§ **Work instructions**:
Would you pull out every line of the material that contains the string "stopień"?

§ **Exercise materials**:

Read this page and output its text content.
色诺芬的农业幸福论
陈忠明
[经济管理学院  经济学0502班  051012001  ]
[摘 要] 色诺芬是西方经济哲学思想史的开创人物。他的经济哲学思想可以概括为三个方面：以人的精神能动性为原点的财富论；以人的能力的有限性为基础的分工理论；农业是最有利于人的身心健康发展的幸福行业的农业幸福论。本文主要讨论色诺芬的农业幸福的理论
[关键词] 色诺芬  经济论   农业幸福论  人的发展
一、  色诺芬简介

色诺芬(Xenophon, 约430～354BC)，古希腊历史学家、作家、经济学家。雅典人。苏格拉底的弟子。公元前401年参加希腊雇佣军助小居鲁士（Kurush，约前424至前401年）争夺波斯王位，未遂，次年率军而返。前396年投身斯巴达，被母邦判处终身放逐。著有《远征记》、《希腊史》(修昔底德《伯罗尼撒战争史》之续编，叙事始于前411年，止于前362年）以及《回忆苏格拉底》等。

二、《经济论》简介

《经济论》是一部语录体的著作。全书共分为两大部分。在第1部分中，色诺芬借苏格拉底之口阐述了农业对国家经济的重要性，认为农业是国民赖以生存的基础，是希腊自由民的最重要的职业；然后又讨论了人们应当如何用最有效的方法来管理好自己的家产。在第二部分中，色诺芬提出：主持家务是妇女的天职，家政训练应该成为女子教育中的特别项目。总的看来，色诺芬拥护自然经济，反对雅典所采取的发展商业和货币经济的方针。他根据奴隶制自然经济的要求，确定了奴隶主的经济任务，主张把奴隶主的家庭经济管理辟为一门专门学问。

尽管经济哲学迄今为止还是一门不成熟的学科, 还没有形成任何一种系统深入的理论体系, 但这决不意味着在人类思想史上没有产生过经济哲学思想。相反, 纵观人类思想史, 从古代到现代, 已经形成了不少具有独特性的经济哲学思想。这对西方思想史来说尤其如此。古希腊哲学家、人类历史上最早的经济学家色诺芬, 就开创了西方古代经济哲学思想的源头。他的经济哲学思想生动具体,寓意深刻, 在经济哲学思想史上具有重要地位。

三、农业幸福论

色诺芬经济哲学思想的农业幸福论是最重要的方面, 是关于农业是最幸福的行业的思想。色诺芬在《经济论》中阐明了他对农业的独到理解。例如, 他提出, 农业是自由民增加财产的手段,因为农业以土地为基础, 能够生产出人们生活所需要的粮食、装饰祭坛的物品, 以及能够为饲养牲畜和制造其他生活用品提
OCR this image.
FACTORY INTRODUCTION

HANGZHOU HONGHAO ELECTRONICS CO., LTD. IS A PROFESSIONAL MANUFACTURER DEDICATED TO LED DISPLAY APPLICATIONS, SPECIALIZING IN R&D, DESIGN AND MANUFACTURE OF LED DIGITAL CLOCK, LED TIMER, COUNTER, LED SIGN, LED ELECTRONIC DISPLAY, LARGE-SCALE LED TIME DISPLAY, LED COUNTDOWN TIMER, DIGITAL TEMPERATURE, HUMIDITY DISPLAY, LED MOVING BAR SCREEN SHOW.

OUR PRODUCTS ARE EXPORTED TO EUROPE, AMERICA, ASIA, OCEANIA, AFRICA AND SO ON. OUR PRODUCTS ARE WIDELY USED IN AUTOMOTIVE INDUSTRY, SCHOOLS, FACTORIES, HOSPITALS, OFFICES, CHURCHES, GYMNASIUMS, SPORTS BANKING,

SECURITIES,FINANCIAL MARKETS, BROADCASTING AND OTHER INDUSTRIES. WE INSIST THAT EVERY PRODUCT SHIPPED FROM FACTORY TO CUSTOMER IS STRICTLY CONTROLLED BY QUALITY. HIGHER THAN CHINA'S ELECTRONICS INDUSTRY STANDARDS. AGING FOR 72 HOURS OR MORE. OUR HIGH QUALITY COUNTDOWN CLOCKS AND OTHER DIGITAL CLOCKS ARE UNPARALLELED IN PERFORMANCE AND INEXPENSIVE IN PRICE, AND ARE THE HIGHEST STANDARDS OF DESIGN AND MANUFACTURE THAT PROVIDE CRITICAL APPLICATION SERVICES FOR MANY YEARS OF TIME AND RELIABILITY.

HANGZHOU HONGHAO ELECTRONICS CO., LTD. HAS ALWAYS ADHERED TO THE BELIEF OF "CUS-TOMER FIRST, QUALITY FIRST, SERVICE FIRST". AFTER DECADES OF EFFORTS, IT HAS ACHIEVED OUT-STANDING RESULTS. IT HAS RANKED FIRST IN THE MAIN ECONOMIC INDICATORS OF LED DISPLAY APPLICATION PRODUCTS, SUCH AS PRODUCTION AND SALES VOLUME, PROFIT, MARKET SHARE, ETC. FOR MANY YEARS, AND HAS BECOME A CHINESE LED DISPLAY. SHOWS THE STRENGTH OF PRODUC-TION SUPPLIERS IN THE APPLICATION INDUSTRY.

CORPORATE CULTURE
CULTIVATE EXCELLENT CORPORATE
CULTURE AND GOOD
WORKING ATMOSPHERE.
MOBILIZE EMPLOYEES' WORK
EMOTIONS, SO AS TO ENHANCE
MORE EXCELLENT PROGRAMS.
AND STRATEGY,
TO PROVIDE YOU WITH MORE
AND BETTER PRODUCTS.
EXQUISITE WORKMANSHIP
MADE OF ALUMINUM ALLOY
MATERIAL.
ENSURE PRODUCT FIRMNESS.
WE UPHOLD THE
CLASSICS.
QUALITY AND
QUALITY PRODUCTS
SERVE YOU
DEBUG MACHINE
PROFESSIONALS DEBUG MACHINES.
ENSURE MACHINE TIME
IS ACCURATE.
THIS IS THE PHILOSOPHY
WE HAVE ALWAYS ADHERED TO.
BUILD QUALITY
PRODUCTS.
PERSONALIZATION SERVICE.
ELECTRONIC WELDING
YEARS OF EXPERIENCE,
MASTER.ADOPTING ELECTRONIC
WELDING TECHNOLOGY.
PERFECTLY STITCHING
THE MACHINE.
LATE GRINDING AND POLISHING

==

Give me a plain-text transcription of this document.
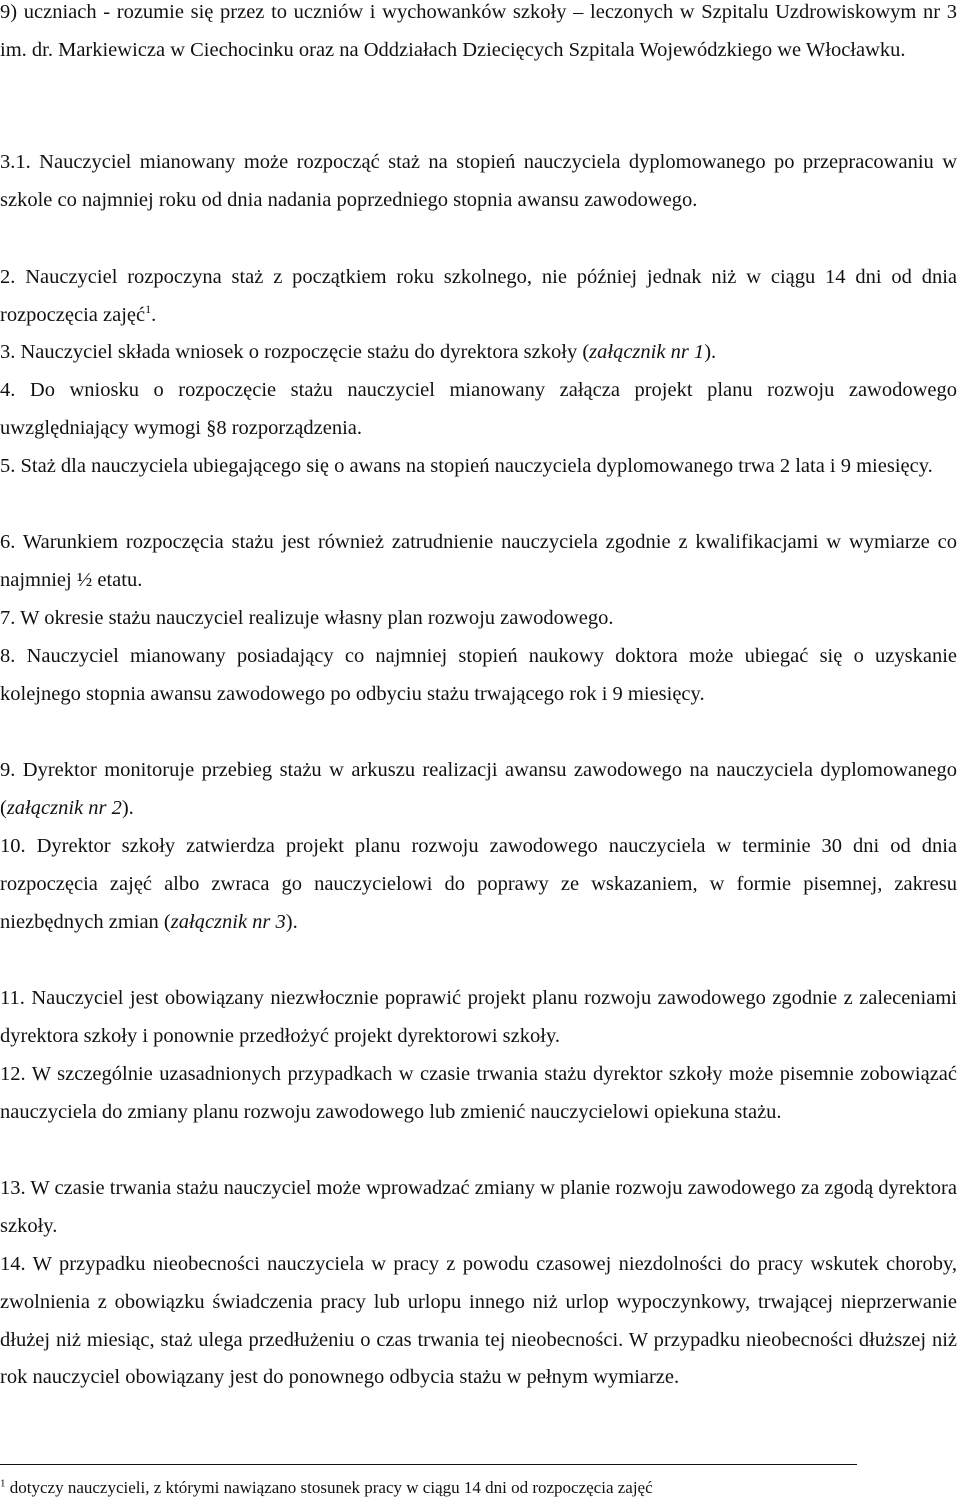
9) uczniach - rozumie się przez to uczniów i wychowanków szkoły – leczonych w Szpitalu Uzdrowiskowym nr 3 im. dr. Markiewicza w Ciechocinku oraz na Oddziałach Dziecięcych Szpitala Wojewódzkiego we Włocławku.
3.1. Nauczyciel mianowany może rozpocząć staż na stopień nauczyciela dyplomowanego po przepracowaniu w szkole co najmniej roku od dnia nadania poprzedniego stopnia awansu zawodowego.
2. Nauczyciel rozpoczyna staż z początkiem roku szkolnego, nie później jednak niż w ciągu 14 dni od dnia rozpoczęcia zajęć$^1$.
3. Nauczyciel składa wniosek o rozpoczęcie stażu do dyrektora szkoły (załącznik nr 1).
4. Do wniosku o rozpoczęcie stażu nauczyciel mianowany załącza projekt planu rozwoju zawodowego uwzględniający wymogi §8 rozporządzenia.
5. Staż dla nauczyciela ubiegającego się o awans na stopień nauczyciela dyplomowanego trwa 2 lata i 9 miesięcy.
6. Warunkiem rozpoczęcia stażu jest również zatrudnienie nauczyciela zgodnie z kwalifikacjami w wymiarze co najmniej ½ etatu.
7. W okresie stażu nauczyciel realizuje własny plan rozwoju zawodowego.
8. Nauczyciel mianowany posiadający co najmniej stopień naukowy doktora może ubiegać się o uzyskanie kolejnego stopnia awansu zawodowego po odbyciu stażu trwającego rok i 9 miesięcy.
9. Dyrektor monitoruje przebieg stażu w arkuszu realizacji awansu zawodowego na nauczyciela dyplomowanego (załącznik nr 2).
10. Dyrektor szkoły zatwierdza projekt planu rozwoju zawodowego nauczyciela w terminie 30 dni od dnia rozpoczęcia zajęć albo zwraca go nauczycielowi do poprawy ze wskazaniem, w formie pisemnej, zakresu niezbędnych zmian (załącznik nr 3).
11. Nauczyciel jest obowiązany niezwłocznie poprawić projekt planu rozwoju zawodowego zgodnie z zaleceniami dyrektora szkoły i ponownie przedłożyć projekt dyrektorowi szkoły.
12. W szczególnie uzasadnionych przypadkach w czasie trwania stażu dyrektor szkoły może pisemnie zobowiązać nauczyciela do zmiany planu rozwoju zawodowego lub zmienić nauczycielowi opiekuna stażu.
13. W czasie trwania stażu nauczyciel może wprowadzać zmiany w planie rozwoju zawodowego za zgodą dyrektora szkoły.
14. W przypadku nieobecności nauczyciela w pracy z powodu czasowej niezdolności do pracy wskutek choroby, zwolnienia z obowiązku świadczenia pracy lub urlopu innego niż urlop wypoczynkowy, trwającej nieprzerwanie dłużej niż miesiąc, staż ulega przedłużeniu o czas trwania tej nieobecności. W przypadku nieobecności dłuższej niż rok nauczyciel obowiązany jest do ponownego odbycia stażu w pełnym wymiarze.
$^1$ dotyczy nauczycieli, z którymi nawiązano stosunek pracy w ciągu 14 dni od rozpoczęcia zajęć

§ **Solution for this task**:
3.1. Nauczyciel mianowany może rozpocząć staż na stopień nauczyciela dyplomowanego po przepracowaniu w szkole co najmniej roku od dnia nadania poprzedniego stopnia awansu zawodowego.
5. Staż dla nauczyciela ubiegającego się o awans na stopień nauczyciela dyplomowanego trwa 2 lata i 9 miesięcy.
8. Nauczyciel mianowany posiadający co najmniej stopień naukowy doktora może ubiegać się o uzyskanie kolejnego stopnia awansu zawodowego po odbyciu stażu trwającego rok i 9 miesięcy.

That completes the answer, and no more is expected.